▸ **Request**:
For this exercise, copy out each line of the material below that includes "title".

-- START Input data --

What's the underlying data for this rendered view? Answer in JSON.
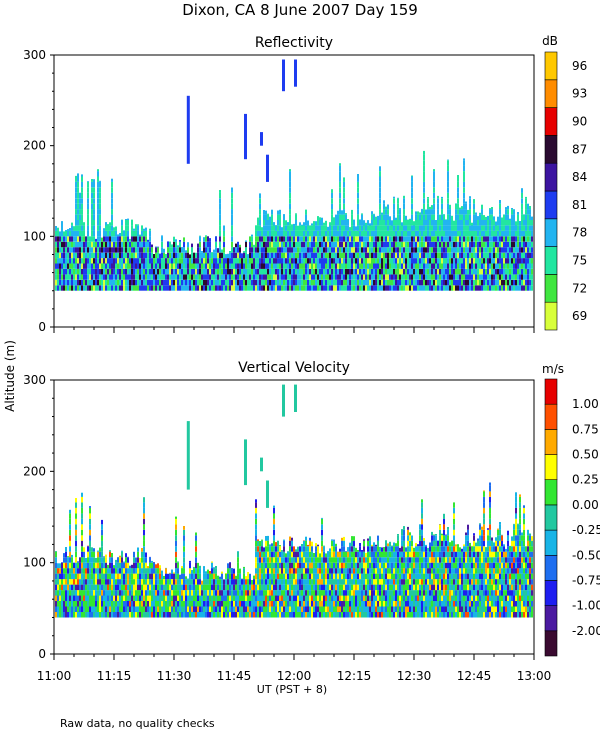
{
  "title": "Dixon, CA   8 June 2007   Day 159",
  "shared_ylabel": "Altitude (m)",
  "shared_xlabel": "UT   (PST + 8)",
  "footnote": "Raw data, no quality checks",
  "x_ticks": [
    "11:00",
    "11:15",
    "11:30",
    "11:45",
    "12:00",
    "12:15",
    "12:30",
    "12:45",
    "13:00"
  ],
  "chart_data": [
    {
      "type": "heatmap",
      "title": "Reflectivity",
      "xlabel": "UT (PST + 8)",
      "ylabel": "Altitude (m)",
      "x_range_minutes_since_11_00": [
        0,
        120
      ],
      "ylim": [
        0,
        300
      ],
      "y_ticks": [
        "0",
        "100",
        "200",
        "300"
      ],
      "colorbar": {
        "unit": "dB",
        "tick_labels": [
          "69",
          "72",
          "75",
          "78",
          "81",
          "84",
          "87",
          "90",
          "93",
          "96"
        ],
        "colors": [
          "#d8ff3a",
          "#40e640",
          "#22e6a0",
          "#22b4f0",
          "#1e3cf0",
          "#3c14a0",
          "#2a0a30",
          "#e60000",
          "#ff8c00",
          "#ffc800"
        ]
      }
    },
    {
      "type": "heatmap",
      "title": "Vertical Velocity",
      "xlabel": "UT (PST + 8)",
      "ylabel": "Altitude (m)",
      "x_range_minutes_since_11_00": [
        0,
        120
      ],
      "ylim": [
        0,
        300
      ],
      "y_ticks": [
        "0",
        "100",
        "200",
        "300"
      ],
      "colorbar": {
        "unit": "m/s",
        "tick_labels": [
          "-2.00",
          "-1.00",
          "-0.75",
          "-0.50",
          "-0.25",
          "0.00",
          "0.25",
          "0.50",
          "0.75",
          "1.00"
        ],
        "colors": [
          "#3a0a30",
          "#4b1aa0",
          "#1e1ef0",
          "#1e6ef0",
          "#18b4e6",
          "#22c8a0",
          "#32e632",
          "#ffff00",
          "#ffaa00",
          "#ff5000",
          "#e60000"
        ]
      }
    }
  ]
}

-- END Input data --

▸ **Result for this task**:
  "title": "Dixon, CA   8 June 2007   Day 159",
      "title": "Reflectivity",
      "title": "Vertical Velocity",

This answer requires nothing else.